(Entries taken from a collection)
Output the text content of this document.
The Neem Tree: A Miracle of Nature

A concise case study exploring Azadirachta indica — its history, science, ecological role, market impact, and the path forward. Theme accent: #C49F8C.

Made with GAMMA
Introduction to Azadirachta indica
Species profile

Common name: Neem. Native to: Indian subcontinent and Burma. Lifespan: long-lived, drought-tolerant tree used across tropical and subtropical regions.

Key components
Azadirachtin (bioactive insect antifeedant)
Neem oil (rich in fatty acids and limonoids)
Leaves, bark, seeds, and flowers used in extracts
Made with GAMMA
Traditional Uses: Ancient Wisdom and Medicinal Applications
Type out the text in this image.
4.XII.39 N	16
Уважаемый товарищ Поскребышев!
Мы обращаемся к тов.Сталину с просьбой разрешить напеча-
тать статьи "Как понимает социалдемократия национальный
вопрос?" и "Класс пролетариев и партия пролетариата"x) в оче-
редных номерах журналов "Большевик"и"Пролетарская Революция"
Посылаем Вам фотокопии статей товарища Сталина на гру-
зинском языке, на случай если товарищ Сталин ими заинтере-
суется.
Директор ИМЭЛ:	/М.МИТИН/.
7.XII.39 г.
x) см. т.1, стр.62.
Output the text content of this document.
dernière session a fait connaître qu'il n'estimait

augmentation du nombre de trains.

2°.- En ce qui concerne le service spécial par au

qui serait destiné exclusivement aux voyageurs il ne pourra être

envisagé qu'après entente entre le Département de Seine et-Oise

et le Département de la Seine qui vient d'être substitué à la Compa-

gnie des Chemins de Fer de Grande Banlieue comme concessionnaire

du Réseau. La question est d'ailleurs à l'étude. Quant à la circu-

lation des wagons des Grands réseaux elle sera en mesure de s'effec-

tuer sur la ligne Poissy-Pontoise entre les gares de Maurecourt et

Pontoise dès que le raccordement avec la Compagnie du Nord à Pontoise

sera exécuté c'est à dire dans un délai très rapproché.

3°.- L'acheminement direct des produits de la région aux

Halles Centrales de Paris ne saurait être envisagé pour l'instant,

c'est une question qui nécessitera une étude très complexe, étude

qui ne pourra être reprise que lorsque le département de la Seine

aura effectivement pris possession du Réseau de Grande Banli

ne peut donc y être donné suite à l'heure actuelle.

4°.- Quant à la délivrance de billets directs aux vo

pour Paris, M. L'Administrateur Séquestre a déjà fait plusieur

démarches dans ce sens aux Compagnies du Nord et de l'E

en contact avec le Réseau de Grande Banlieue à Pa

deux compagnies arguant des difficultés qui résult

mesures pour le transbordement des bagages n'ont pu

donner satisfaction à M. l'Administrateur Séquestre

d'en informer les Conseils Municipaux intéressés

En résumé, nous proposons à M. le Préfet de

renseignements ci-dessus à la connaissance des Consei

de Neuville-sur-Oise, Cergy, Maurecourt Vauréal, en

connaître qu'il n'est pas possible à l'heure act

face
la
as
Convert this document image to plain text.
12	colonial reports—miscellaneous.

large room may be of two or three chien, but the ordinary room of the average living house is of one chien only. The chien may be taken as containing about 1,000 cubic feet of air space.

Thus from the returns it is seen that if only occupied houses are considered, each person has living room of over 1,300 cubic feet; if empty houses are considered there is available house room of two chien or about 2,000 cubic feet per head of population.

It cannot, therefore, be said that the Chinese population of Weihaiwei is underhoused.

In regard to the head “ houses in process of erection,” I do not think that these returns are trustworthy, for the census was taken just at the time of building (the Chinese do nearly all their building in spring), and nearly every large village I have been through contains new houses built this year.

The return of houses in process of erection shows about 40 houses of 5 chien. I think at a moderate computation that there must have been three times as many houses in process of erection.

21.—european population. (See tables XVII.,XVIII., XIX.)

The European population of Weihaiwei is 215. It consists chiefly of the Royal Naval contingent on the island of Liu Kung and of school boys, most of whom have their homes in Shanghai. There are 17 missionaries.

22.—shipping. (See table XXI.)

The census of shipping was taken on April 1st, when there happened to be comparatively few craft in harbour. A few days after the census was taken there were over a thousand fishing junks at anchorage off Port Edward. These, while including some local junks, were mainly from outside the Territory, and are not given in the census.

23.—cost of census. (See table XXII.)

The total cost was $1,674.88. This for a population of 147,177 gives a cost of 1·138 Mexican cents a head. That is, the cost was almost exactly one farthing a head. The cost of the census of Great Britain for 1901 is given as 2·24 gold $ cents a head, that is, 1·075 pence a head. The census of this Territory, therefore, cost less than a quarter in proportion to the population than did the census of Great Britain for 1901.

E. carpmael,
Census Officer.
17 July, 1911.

# What the task asks
Copy out the whole listing exactly.

# Reply
Output the text content of this document.
The Neem Tree: A Miracle of Nature

A concise case study exploring Azadirachta indica — its history, science, ecological role, market impact, and the path forward. Theme accent: #C49F8C.

Made with GAMMA
Introduction to Azadirachta indica
Species profile

Common name: Neem. Native to: Indian subcontinent and Burma. Lifespan: long-lived, drought-tolerant tree used across tropical and subtropical regions.

Key components
Azadirachtin (bioactive insect antifeedant)
Neem oil (rich in fatty acids and limonoids)
Leaves, bark, seeds, and flowers used in extracts
Made with GAMMA
Traditional Uses: Ancient Wisdom and Medicinal Applications
Type out the text in this image.
4.XII.39 N	16
Уважаемый товарищ Поскребышев!
Мы обращаемся к тов.Сталину с просьбой разрешить напеча-
тать статьи "Как понимает социалдемократия национальный
вопрос?" и "Класс пролетариев и партия пролетариата"x) в оче-
редных номерах журналов "Большевик"и"Пролетарская Революция"
Посылаем Вам фотокопии статей товарища Сталина на гру-
зинском языке, на случай если товарищ Сталин ими заинтере-
суется.
Директор ИМЭЛ:	/М.МИТИН/.
7.XII.39 г.
x) см. т.1, стр.62.
Output the text content of this document.
dernière session a fait connaître qu'il n'estimait

augmentation du nombre de trains.

2°.- En ce qui concerne le service spécial par au

qui serait destiné exclusivement aux voyageurs il ne pourra être

envisagé qu'après entente entre le Département de Seine et-Oise

et le Département de la Seine qui vient d'être substitué à la Compa-

gnie des Chemins de Fer de Grande Banlieue comme concessionnaire

du Réseau. La question est d'ailleurs à l'étude. Quant à la circu-

lation des wagons des Grands réseaux elle sera en mesure de s'effec-

tuer sur la ligne Poissy-Pontoise entre les gares de Maurecourt et

Pontoise dès que le raccordement avec la Compagnie du Nord à Pontoise

sera exécuté c'est à dire dans un délai très rapproché.

3°.- L'acheminement direct des produits de la région aux

Halles Centrales de Paris ne saurait être envisagé pour l'instant,

c'est une question qui nécessitera une étude très complexe, étude

qui ne pourra être reprise que lorsque le département de la Seine

aura effectivement pris possession du Réseau de Grande Banli

ne peut donc y être donné suite à l'heure actuelle.

4°.- Quant à la délivrance de billets directs aux vo

pour Paris, M. L'Administrateur Séquestre a déjà fait plusieur

démarches dans ce sens aux Compagnies du Nord et de l'E

en contact avec le Réseau de Grande Banlieue à Pa

deux compagnies arguant des difficultés qui résult

mesures pour le transbordement des bagages n'ont pu

donner satisfaction à M. l'Administrateur Séquestre

d'en informer les Conseils Municipaux intéressés

En résumé, nous proposons à M. le Préfet de

renseignements ci-dessus à la connaissance des Consei

de Neuville-sur-Oise, Cergy, Maurecourt Vauréal, en

connaître qu'il n'est pas possible à l'heure act

face
la
as
Convert this document image to plain text.
12	colonial reports—miscellaneous.

large room may be of two or three chien, but the ordinary room of the average living house is of one chien only. The chien may be taken as containing about 1,000 cubic feet of air space.

Thus from the returns it is seen that if only occupied houses are considered, each person has living room of over 1,300 cubic feet; if empty houses are considered there is available house room of two chien or about 2,000 cubic feet per head of population.

It cannot, therefore, be said that the Chinese population of Weihaiwei is underhoused.

In regard to the head “ houses in process of erection,” I do not think that these returns are trustworthy, for the census was taken just at the time of building (the Chinese do nearly all their building in spring), and nearly every large village I have been through contains new houses built this year.

The return of houses in process of erection shows about 40 houses of 5 chien. I think at a moderate computation that there must have been three times as many houses in process of erection.

21.—european population. (See tables XVII.,XVIII., XIX.)

The European population of Weihaiwei is 215. It consists chiefly of the Royal Naval contingent on the island of Liu Kung and of school boys, most of whom have their homes in Shanghai. There are 17 missionaries.

22.—shipping. (See table XXI.)

The census of shipping was taken on April 1st, when there happened to be comparatively few craft in harbour. A few days after the census was taken there were over a thousand fishing junks at anchorage off Port Edward. These, while including some local junks, were mainly from outside the Territory, and are not given in the census.

23.—cost of census. (See table XXII.)

The total cost was $1,674.88. This for a population of 147,177 gives a cost of 1·138 Mexican cents a head. That is, the cost was almost exactly one farthing a head. The cost of the census of Great Britain for 1901 is given as 2·24 gold $ cents a head, that is, 1·075 pence a head. The census of this Territory, therefore, cost less than a quarter in proportion to the population than did the census of Great Britain for 1901.

E. carpmael,
Census Officer.
17 July, 1911.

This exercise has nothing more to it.